## THE EXERCISE
Omit the pictures, then write out every entry exactly as it reads.

▶

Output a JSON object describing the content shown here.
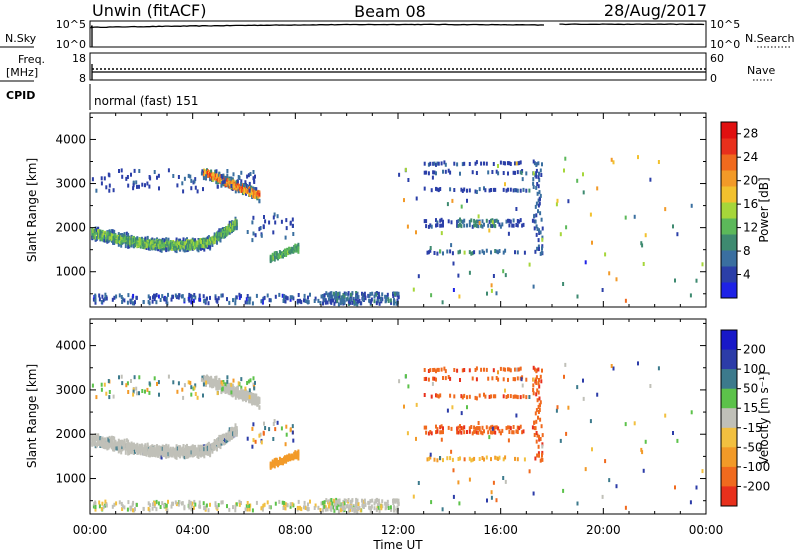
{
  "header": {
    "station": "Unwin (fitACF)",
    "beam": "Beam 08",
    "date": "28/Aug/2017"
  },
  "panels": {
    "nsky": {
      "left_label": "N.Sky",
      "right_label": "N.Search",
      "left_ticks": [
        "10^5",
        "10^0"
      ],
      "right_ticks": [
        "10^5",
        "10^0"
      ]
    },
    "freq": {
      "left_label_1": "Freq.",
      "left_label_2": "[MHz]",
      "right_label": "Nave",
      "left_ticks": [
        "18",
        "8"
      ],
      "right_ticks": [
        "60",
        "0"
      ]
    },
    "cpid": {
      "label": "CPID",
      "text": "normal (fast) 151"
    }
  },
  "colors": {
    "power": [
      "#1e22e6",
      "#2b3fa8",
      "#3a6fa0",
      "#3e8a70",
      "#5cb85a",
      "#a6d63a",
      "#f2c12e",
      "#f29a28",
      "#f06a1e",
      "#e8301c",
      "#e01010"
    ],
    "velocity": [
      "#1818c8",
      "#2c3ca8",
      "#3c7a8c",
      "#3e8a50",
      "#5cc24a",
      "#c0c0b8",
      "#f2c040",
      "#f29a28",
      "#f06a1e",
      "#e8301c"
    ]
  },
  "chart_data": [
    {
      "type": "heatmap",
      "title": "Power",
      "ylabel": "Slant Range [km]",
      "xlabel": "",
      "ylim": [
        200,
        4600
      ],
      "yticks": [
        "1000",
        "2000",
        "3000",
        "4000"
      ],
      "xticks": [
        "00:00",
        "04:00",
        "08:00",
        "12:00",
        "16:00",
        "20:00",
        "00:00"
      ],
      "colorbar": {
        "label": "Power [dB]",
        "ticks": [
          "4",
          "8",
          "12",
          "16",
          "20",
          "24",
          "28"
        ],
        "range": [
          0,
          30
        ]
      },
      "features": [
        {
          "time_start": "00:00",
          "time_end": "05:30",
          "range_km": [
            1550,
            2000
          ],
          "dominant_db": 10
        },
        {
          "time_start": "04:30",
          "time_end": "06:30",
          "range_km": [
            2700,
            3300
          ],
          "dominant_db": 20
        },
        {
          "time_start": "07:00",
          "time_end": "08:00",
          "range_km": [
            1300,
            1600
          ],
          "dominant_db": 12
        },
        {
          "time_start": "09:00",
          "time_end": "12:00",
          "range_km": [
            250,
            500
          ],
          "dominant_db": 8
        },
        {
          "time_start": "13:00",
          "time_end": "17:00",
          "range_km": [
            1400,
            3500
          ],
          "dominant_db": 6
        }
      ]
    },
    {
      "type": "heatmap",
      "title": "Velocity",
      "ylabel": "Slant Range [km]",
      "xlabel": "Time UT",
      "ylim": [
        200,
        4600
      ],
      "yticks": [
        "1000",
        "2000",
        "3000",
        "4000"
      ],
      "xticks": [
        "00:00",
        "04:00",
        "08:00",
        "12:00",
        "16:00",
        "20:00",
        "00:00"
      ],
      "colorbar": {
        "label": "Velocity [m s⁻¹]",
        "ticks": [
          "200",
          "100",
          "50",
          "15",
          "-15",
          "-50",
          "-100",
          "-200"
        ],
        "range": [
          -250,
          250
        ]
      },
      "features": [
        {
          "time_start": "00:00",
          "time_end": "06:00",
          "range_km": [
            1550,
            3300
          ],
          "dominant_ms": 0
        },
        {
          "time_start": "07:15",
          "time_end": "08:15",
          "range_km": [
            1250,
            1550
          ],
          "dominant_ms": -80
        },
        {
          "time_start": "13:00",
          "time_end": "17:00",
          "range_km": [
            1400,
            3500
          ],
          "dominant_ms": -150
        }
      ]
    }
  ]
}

◀

## CORRECT ANSWER
Output a JSON object describing the content shown here.
{
  "header": {
    "station": "Unwin (fitACF)",
    "beam": "Beam 08",
    "date": "28/Aug/2017"
  },
  "panels": {
    "nsky": {
      "left_label": "N.Sky",
      "right_label": "N.Search",
      "left_ticks": [
        "10^5",
        "10^0"
      ],
      "right_ticks": [
        "10^5",
        "10^0"
      ]
    },
    "freq": {
      "left_label_1": "Freq.",
      "left_label_2": "[MHz]",
      "right_label": "Nave",
      "left_ticks": [
        "18",
        "8"
      ],
      "right_ticks": [
        "60",
        "0"
      ]
    },
    "cpid": {
      "label": "CPID",
      "text": "normal (fast) 151"
    }
  },
  "colors": {
    "power": [
      "#1e22e6",
      "#2b3fa8",
      "#3a6fa0",
      "#3e8a70",
      "#5cb85a",
      "#a6d63a",
      "#f2c12e",
      "#f29a28",
      "#f06a1e",
      "#e8301c",
      "#e01010"
    ],
    "velocity": [
      "#1818c8",
      "#2c3ca8",
      "#3c7a8c",
      "#3e8a50",
      "#5cc24a",
      "#c0c0b8",
      "#f2c040",
      "#f29a28",
      "#f06a1e",
      "#e8301c"
    ]
  },
  "chart_data": [
    {
      "type": "heatmap",
      "title": "Power",
      "ylabel": "Slant Range [km]",
      "xlabel": "",
      "ylim": [
        200,
        4600
      ],
      "yticks": [
        "1000",
        "2000",
        "3000",
        "4000"
      ],
      "xticks": [
        "00:00",
        "04:00",
        "08:00",
        "12:00",
        "16:00",
        "20:00",
        "00:00"
      ],
      "colorbar": {
        "label": "Power [dB]",
        "ticks": [
          "4",
          "8",
          "12",
          "16",
          "20",
          "24",
          "28"
        ],
        "range": [
          0,
          30
        ]
      },
      "features": [
        {
          "time_start": "00:00",
          "time_end": "05:30",
          "range_km": [
            1550,
            2000
          ],
          "dominant_db": 10
        },
        {
          "time_start": "04:30",
          "time_end": "06:30",
          "range_km": [
            2700,
            3300
          ],
          "dominant_db": 20
        },
        {
          "time_start": "07:00",
          "time_end": "08:00",
          "range_km": [
            1300,
            1600
          ],
          "dominant_db": 12
        },
        {
          "time_start": "09:00",
          "time_end": "12:00",
          "range_km": [
            250,
            500
          ],
          "dominant_db": 8
        },
        {
          "time_start": "13:00",
          "time_end": "17:00",
          "range_km": [
            1400,
            3500
          ],
          "dominant_db": 6
        }
      ]
    },
    {
      "type": "heatmap",
      "title": "Velocity",
      "ylabel": "Slant Range [km]",
      "xlabel": "Time UT",
      "ylim": [
        200,
        4600
      ],
      "yticks": [
        "1000",
        "2000",
        "3000",
        "4000"
      ],
      "xticks": [
        "00:00",
        "04:00",
        "08:00",
        "12:00",
        "16:00",
        "20:00",
        "00:00"
      ],
      "colorbar": {
        "label": "Velocity [m s⁻¹]",
        "ticks": [
          "200",
          "100",
          "50",
          "15",
          "-15",
          "-50",
          "-100",
          "-200"
        ],
        "range": [
          -250,
          250
        ]
      },
      "features": [
        {
          "time_start": "00:00",
          "time_end": "06:00",
          "range_km": [
            1550,
            3300
          ],
          "dominant_ms": 0
        },
        {
          "time_start": "07:15",
          "time_end": "08:15",
          "range_km": [
            1250,
            1550
          ],
          "dominant_ms": -80
        },
        {
          "time_start": "13:00",
          "time_end": "17:00",
          "range_km": [
            1400,
            3500
          ],
          "dominant_ms": -150
        }
      ]
    }
  ]
}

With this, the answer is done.